**Task brief:** Scan the data. Collect each line that contains the word "расстройства".

**Material for this task:**
— begin —

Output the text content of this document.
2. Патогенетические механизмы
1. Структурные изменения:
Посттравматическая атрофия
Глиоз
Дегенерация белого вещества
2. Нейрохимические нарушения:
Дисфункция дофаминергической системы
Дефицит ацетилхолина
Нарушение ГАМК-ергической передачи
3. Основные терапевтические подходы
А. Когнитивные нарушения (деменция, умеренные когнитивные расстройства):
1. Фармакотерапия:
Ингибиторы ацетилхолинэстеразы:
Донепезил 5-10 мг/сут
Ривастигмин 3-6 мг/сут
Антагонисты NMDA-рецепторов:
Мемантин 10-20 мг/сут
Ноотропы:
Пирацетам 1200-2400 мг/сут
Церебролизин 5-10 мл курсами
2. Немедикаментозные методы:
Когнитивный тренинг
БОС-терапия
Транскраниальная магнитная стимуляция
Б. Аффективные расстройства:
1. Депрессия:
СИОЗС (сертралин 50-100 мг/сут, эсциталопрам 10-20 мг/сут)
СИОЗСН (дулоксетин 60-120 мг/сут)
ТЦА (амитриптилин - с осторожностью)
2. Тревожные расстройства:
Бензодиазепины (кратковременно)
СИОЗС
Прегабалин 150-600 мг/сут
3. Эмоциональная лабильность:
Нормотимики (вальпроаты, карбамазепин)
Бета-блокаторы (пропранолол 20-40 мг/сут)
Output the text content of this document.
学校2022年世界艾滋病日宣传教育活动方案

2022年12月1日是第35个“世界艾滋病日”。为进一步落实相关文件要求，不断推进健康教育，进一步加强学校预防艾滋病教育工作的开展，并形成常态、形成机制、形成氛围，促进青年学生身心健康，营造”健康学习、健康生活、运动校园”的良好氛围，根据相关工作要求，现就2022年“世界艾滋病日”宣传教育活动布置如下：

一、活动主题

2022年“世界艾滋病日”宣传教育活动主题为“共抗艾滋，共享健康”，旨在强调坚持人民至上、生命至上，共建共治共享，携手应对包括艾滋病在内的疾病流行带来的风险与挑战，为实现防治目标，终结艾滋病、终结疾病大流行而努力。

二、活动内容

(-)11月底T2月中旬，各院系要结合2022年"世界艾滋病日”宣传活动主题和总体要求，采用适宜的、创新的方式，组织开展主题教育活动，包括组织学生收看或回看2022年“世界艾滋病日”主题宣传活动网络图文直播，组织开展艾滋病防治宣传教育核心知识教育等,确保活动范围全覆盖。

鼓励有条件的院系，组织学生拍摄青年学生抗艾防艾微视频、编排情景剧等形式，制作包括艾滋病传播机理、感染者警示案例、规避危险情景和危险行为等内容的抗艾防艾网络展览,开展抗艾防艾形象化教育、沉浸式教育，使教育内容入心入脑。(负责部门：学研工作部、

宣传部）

— end —

**Exercise output:**
А. Когнитивные нарушения (деменция, умеренные когнитивные расстройства):
Б. Аффективные расстройства:
2. Тревожные расстройства:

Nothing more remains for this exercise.